[Chart and figure data]
________________________
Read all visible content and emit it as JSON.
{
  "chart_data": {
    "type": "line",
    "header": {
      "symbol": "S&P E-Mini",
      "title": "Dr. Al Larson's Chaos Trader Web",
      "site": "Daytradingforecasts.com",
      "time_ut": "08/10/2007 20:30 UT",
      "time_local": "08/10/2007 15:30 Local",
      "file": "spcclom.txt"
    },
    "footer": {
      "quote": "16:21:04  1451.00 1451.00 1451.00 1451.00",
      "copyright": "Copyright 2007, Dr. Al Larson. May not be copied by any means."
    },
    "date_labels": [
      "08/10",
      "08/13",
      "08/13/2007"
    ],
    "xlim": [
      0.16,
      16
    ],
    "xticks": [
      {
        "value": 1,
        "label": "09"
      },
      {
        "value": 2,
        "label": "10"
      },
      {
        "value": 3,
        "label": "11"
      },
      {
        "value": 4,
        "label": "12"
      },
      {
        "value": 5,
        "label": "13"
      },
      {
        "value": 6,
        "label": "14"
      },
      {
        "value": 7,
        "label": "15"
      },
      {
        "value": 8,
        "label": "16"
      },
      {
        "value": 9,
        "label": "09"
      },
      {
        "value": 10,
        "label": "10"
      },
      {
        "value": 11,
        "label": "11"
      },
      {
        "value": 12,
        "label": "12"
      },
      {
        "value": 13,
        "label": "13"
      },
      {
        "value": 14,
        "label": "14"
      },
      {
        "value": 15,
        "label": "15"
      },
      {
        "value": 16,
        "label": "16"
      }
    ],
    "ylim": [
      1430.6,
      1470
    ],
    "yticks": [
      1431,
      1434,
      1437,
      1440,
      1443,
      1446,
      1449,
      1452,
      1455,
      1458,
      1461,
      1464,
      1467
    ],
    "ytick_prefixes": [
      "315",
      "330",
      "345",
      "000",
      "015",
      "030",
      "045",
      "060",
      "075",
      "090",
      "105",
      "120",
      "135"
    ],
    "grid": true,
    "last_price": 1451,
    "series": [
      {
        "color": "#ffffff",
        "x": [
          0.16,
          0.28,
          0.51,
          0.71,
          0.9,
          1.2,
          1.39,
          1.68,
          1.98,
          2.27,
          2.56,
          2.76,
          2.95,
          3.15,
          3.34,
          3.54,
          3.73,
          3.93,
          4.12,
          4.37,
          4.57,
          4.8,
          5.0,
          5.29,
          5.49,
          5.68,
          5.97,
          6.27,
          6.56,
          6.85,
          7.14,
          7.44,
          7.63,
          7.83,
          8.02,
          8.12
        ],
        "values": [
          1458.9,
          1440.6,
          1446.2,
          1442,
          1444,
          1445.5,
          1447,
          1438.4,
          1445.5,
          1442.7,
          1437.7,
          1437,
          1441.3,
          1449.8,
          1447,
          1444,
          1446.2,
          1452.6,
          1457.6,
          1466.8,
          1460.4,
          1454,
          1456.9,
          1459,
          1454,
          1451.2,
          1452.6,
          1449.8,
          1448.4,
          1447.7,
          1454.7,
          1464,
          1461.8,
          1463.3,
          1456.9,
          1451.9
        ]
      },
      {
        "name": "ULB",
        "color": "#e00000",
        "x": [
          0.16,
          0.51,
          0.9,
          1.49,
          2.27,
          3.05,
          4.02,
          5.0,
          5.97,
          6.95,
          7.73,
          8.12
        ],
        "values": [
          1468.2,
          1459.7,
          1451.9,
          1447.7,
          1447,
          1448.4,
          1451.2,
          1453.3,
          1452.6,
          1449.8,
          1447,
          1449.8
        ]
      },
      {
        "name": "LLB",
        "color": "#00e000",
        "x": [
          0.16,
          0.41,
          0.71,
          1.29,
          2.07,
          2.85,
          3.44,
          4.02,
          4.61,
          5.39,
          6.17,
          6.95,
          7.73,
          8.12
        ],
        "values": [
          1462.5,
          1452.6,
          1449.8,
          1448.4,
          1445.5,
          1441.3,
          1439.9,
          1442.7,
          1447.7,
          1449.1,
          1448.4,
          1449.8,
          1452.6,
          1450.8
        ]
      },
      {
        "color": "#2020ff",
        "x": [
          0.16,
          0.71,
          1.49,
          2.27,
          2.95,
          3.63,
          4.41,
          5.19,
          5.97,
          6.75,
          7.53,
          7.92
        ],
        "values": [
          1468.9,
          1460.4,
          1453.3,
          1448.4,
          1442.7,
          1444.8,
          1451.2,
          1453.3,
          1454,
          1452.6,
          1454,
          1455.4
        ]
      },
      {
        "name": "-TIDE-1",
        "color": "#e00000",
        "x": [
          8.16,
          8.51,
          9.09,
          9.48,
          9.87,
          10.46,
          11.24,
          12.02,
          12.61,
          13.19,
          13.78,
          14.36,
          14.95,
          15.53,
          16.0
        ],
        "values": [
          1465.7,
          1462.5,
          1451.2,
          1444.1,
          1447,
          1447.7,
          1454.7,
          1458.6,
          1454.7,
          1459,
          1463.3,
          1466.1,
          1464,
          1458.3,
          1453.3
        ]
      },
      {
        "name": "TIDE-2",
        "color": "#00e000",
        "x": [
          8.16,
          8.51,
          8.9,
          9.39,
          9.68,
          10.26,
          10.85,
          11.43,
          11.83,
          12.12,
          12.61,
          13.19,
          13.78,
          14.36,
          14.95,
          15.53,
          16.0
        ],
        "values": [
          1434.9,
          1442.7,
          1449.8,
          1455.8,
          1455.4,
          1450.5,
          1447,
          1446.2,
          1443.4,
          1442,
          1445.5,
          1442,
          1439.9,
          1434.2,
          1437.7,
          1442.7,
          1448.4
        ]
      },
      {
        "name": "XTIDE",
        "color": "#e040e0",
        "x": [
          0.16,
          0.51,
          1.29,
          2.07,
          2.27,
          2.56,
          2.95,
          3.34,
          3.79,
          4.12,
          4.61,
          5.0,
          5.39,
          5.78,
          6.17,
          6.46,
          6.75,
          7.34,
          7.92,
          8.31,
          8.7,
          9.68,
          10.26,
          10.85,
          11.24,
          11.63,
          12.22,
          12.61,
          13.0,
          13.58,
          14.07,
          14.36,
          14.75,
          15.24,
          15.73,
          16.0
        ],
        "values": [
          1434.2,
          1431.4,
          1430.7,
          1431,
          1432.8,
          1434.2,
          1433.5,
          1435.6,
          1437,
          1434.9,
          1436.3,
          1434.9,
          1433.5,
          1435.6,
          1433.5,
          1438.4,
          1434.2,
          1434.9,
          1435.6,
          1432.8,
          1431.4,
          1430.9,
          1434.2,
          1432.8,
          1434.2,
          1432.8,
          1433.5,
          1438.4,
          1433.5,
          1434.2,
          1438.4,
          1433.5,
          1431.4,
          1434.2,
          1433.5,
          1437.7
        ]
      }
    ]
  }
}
________________________
Copy each line of the listing in which the word "name" can be found.

* [ANSWER FOR THE TASK]:
        "name": "ULB",
        "name": "LLB",
        "name": "-TIDE-1",
        "name": "TIDE-2",
        "name": "XTIDE",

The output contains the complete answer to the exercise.